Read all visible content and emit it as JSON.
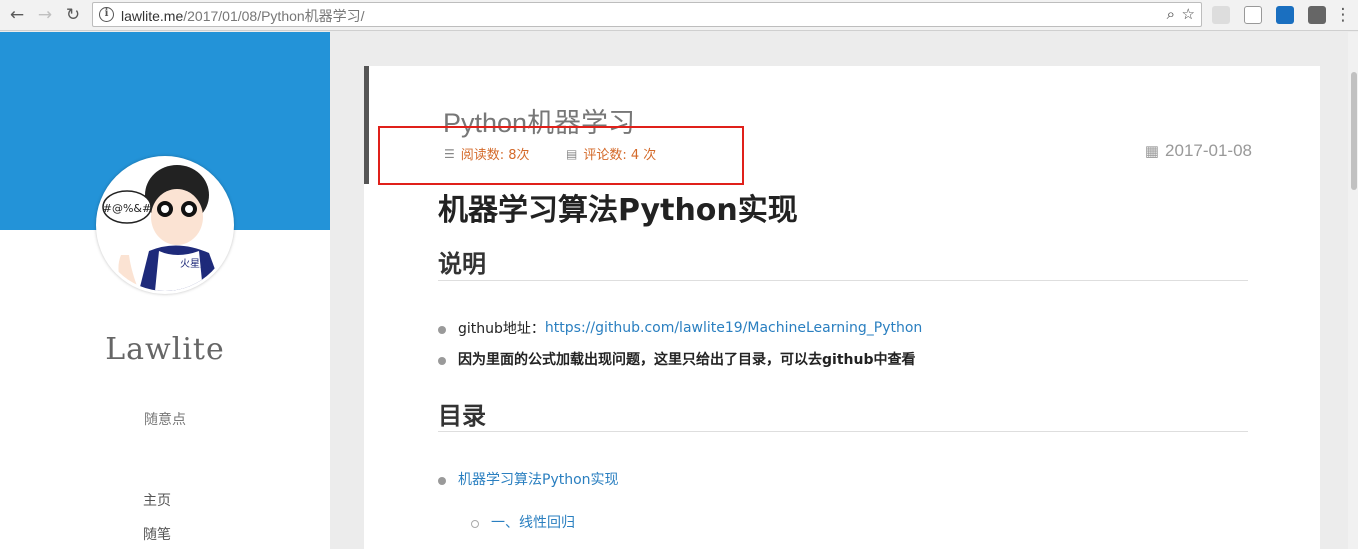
{
  "browser": {
    "url_host": "lawlite.me",
    "url_path": "/2017/01/08/Python机器学习/",
    "back_icon": "arrow-left",
    "forward_icon": "arrow-right",
    "reload_icon": "reload"
  },
  "sidebar": {
    "site_name": "Lawlite",
    "tagline": "随意点",
    "nav": [
      "主页",
      "随笔"
    ],
    "avatar_text": "#@%&#",
    "avatar_badge": "火星族"
  },
  "post": {
    "title": "Python机器学习",
    "views": "阅读数: 8次",
    "comments": "评论数: 4 次",
    "date": "2017-01-08",
    "h1": "机器学习算法Python实现",
    "section1": "说明",
    "item1_label": "github地址：",
    "item1_link": "https://github.com/lawlite19/MachineLearning_Python",
    "item2": "因为里面的公式加载出现问题，这里只给出了目录，可以去github中查看",
    "section2": "目录",
    "toc1": "机器学习算法Python实现",
    "toc1_1": "一、线性回归"
  },
  "colors": {
    "sidebar_banner": "#2393d8",
    "meta_orange": "#d46a2a",
    "link_blue": "#2a7fc0",
    "highlight_red": "#e0201a"
  }
}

┄┄┄┄┄┄

◆ WRITTEN EXERCISE
Output the entries above exactly, without their pictures.

◆ CORRECT RESULT
Read all visible content and emit it as JSON.
{
  "browser": {
    "url_host": "lawlite.me",
    "url_path": "/2017/01/08/Python机器学习/",
    "back_icon": "arrow-left",
    "forward_icon": "arrow-right",
    "reload_icon": "reload"
  },
  "sidebar": {
    "site_name": "Lawlite",
    "tagline": "随意点",
    "nav": [
      "主页",
      "随笔"
    ],
    "avatar_text": "#@%&#",
    "avatar_badge": "火星族"
  },
  "post": {
    "title": "Python机器学习",
    "views": "阅读数: 8次",
    "comments": "评论数: 4 次",
    "date": "2017-01-08",
    "h1": "机器学习算法Python实现",
    "section1": "说明",
    "item1_label": "github地址：",
    "item1_link": "https://github.com/lawlite19/MachineLearning_Python",
    "item2": "因为里面的公式加载出现问题，这里只给出了目录，可以去github中查看",
    "section2": "目录",
    "toc1": "机器学习算法Python实现",
    "toc1_1": "一、线性回归"
  },
  "colors": {
    "sidebar_banner": "#2393d8",
    "meta_orange": "#d46a2a",
    "link_blue": "#2a7fc0",
    "highlight_red": "#e0201a"
  }
}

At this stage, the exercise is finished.